▶ _Stated problem_
Rewrite the lines between the line holding "- nav-companies[interactable]: Companies: [399, 17, 455, 29]" and the line holding "- check-icon: ✓: [294, 429, 306, 441]", inclusive, with "plan-feature" replaced by "plan-benefit" and everything else left unchanged.

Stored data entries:
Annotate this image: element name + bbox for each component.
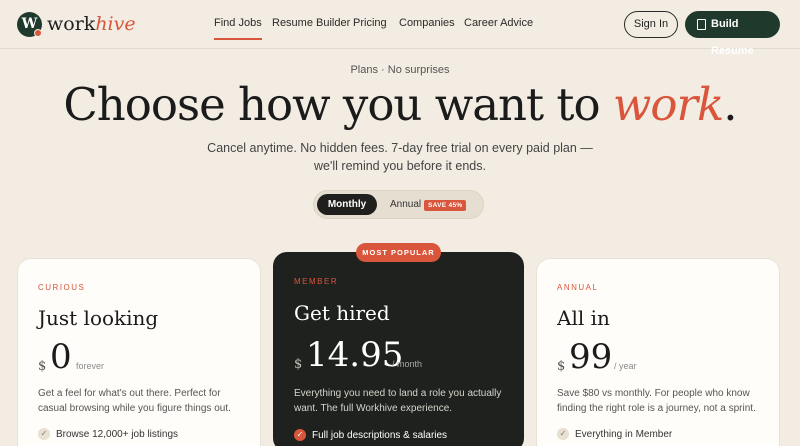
- nav-companies[interactable]: Companies: [399, 17, 455, 29]
- plan-feature: ✓ Everything in Member: [557, 428, 673, 440]
- nav-resume-builder[interactable]: Resume Builder: [272, 17, 350, 29]
- price-period: forever: [76, 361, 105, 371]
- build-resume-label: Build Resume: [711, 18, 754, 57]
- headline-period: .: [723, 78, 737, 131]
- check-icon: ✓: [294, 429, 306, 441]
- plan-feature: ✓ Full job descriptions & salaries: [294, 429, 448, 441]
- logo-text-work: work: [47, 13, 96, 35]
- headline-text: Choose how you want to: [63, 78, 613, 131]
- price-currency: $: [557, 359, 566, 374]
- plan-description: Get a feel for what's out there. Perfect…: [38, 388, 231, 414]
- logo-dot-icon: [34, 29, 42, 37]
- nav-find-jobs[interactable]: Find Jobs: [214, 17, 262, 40]
- price-amount: 14.95: [306, 335, 404, 375]
- plan-title: All in: [557, 306, 610, 330]
- billing-toggle: Monthly Annual SAVE 45%: [313, 190, 484, 219]
- plan-tier: CURIOUS: [38, 283, 86, 292]
- hero-subtitle: Cancel anytime. No hidden fees. 7-day fr…: [207, 141, 593, 173]
- sign-in-button[interactable]: Sign In: [624, 11, 678, 38]
- feature-label: Full job descriptions & salaries: [312, 430, 448, 441]
- price-period: / month: [392, 359, 423, 369]
- check-icon: ✓: [557, 428, 569, 440]
- plan-title: Get hired: [294, 301, 390, 325]
- price-currency: $: [38, 359, 47, 374]
- top-nav: W workhive Find Jobs Resume Builder Pric…: [0, 0, 800, 57]
- plan-feature: ✓ Browse 12,000+ job listings: [38, 428, 179, 440]
- feature-label: Browse 12,000+ job listings: [56, 429, 179, 440]
- plan-title: Just looking: [38, 306, 159, 330]
- feature-label: Everything in Member: [575, 429, 673, 440]
- price-currency: $: [294, 357, 303, 372]
- check-icon: ✓: [38, 428, 50, 440]
- logo-wordmark[interactable]: workhive: [47, 13, 136, 35]
- nav-pricing[interactable]: Pricing: [353, 17, 387, 29]
- price-amount: 0: [50, 337, 72, 377]
- price-period: / year: [614, 361, 637, 371]
- plan-card-curious: CURIOUS Just looking $ 0 forever Get a f…: [17, 258, 261, 446]
- plan-tier: ANNUAL: [557, 283, 599, 292]
- price-amount: 99: [569, 337, 613, 377]
- document-icon: [697, 19, 706, 30]
- plan-tier: MEMBER: [294, 277, 339, 286]
- toggle-monthly[interactable]: Monthly: [317, 194, 377, 215]
- headline-accent: work: [612, 78, 724, 131]
- plan-card-member: MEMBER Get hired $ 14.95 / month Everyth…: [273, 252, 524, 446]
- logo-text-hive: hive: [95, 13, 136, 35]
- nav-career-advice[interactable]: Career Advice: [464, 17, 533, 29]
- save-badge: SAVE 45%: [424, 200, 467, 211]
- build-resume-button[interactable]: Build Resume: [685, 11, 780, 57]
- most-popular-badge: MOST POPULAR: [356, 243, 441, 262]
- plan-description: Save $80 vs monthly. For people who know…: [557, 388, 756, 414]
- toggle-annual[interactable]: Annual: [390, 199, 421, 210]
- plan-card-annual: ANNUAL All in $ 99 / year Save $80 vs mo…: [536, 258, 780, 446]
- hero-eyebrow: Plans · No surprises: [350, 64, 450, 76]
- plan-description: Everything you need to land a role you a…: [294, 388, 502, 414]
- page-title: Choose how you want to work.: [0, 78, 800, 131]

▶ _Written answer_
- nav-companies[interactable]: Companies: [399, 17, 455, 29]
- plan-benefit: ✓ Everything in Member: [557, 428, 673, 440]
- nav-resume-builder[interactable]: Resume Builder: [272, 17, 350, 29]
- price-period: forever: [76, 361, 105, 371]
- build-resume-label: Build Resume: [711, 18, 754, 57]
- headline-period: .: [723, 78, 737, 131]
- check-icon: ✓: [294, 429, 306, 441]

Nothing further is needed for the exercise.